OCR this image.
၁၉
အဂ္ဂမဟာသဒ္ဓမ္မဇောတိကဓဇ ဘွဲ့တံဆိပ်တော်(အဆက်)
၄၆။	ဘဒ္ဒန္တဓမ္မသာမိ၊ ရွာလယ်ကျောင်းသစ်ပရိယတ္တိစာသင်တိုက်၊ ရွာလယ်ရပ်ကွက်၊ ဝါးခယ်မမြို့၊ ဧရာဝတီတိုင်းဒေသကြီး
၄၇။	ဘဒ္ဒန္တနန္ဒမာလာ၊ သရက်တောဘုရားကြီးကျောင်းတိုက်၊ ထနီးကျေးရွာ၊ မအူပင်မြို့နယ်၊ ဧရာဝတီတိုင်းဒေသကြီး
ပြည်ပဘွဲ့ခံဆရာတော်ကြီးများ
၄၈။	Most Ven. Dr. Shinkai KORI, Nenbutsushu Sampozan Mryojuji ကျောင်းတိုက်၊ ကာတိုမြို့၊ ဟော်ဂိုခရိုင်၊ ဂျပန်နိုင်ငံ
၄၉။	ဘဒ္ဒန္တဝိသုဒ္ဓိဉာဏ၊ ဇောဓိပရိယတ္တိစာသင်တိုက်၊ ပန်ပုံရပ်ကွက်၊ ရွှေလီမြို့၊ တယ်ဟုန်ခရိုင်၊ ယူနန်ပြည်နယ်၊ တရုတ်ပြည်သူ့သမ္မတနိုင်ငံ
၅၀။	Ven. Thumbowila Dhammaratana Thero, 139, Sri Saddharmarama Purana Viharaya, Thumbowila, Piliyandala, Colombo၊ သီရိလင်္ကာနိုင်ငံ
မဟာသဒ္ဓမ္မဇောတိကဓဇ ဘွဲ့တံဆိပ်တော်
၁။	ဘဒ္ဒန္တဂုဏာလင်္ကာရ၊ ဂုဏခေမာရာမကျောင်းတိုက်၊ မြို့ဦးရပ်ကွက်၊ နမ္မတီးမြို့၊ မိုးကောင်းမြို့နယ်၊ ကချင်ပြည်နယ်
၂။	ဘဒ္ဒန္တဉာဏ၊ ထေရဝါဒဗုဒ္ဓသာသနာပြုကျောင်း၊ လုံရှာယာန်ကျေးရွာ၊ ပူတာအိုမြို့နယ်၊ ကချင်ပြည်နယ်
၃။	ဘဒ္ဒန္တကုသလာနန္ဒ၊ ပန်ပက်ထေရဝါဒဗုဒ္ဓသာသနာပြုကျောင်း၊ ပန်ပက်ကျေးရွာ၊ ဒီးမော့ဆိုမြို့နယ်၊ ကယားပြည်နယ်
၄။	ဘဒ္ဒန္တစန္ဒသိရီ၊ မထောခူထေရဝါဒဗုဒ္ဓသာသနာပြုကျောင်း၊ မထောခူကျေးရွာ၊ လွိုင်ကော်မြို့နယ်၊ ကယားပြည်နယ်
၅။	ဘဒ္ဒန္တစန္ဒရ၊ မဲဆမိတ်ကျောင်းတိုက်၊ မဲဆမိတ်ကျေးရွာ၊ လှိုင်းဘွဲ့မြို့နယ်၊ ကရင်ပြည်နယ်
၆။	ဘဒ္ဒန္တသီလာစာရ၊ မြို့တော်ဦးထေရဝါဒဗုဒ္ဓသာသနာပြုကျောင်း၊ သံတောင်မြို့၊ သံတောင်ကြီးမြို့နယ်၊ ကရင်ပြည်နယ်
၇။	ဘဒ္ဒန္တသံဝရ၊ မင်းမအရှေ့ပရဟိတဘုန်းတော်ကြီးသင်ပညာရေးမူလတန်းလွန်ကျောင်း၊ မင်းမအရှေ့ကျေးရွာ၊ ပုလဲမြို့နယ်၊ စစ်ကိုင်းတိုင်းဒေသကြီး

——

* [What is being asked] Type out the material again exactly as presented.

* [Final result]
OCR this image.
၁၉
အဂ္ဂမဟာသဒ္ဓမ္မဇောတိကဓဇ ဘွဲ့တံဆိပ်တော်(အဆက်)
၄၆။	ဘဒ္ဒန္တဓမ္မသာမိ၊ ရွာလယ်ကျောင်းသစ်ပရိယတ္တိစာသင်တိုက်၊ ရွာလယ်ရပ်ကွက်၊ ဝါးခယ်မမြို့၊ ဧရာဝတီတိုင်းဒေသကြီး
၄၇။	ဘဒ္ဒန္တနန္ဒမာလာ၊ သရက်တောဘုရားကြီးကျောင်းတိုက်၊ ထနီးကျေးရွာ၊ မအူပင်မြို့နယ်၊ ဧရာဝတီတိုင်းဒေသကြီး
ပြည်ပဘွဲ့ခံဆရာတော်ကြီးများ
၄၈။	Most Ven. Dr. Shinkai KORI, Nenbutsushu Sampozan Mryojuji ကျောင်းတိုက်၊ ကာတိုမြို့၊ ဟော်ဂိုခရိုင်၊ ဂျပန်နိုင်ငံ
၄၉။	ဘဒ္ဒန္တဝိသုဒ္ဓိဉာဏ၊ ဇောဓိပရိယတ္တိစာသင်တိုက်၊ ပန်ပုံရပ်ကွက်၊ ရွှေလီမြို့၊ တယ်ဟုန်ခရိုင်၊ ယူနန်ပြည်နယ်၊ တရုတ်ပြည်သူ့သမ္မတနိုင်ငံ
၅၀။	Ven. Thumbowila Dhammaratana Thero, 139, Sri Saddharmarama Purana Viharaya, Thumbowila, Piliyandala, Colombo၊ သီရိလင်္ကာနိုင်ငံ
မဟာသဒ္ဓမ္မဇောတိကဓဇ ဘွဲ့တံဆိပ်တော်
၁။	ဘဒ္ဒန္တဂုဏာလင်္ကာရ၊ ဂုဏခေမာရာမကျောင်းတိုက်၊ မြို့ဦးရပ်ကွက်၊ နမ္မတီးမြို့၊ မိုးကောင်းမြို့နယ်၊ ကချင်ပြည်နယ်
၂။	ဘဒ္ဒန္တဉာဏ၊ ထေရဝါဒဗုဒ္ဓသာသနာပြုကျောင်း၊ လုံရှာယာန်ကျေးရွာ၊ ပူတာအိုမြို့နယ်၊ ကချင်ပြည်နယ်
၃။	ဘဒ္ဒန္တကုသလာနန္ဒ၊ ပန်ပက်ထေရဝါဒဗုဒ္ဓသာသနာပြုကျောင်း၊ ပန်ပက်ကျေးရွာ၊ ဒီးမော့ဆိုမြို့နယ်၊ ကယားပြည်နယ်
၄။	ဘဒ္ဒန္တစန္ဒသိရီ၊ မထောခူထေရဝါဒဗုဒ္ဓသာသနာပြုကျောင်း၊ မထောခူကျေးရွာ၊ လွိုင်ကော်မြို့နယ်၊ ကယားပြည်နယ်
၅။	ဘဒ္ဒန္တစန္ဒရ၊ မဲဆမိတ်ကျောင်းတိုက်၊ မဲဆမိတ်ကျေးရွာ၊ လှိုင်းဘွဲ့မြို့နယ်၊ ကရင်ပြည်နယ်
၆။	ဘဒ္ဒန္တသီလာစာရ၊ မြို့တော်ဦးထေရဝါဒဗုဒ္ဓသာသနာပြုကျောင်း၊ သံတောင်မြို့၊ သံတောင်ကြီးမြို့နယ်၊ ကရင်ပြည်နယ်
၇။	ဘဒ္ဒန္တသံဝရ၊ မင်းမအရှေ့ပရဟိတဘုန်းတော်ကြီးသင်ပညာရေးမူလတန်းလွန်ကျောင်း၊ မင်းမအရှေ့ကျေးရွာ၊ ပုလဲမြို့နယ်၊ စစ်ကိုင်းတိုင်းဒေသကြီး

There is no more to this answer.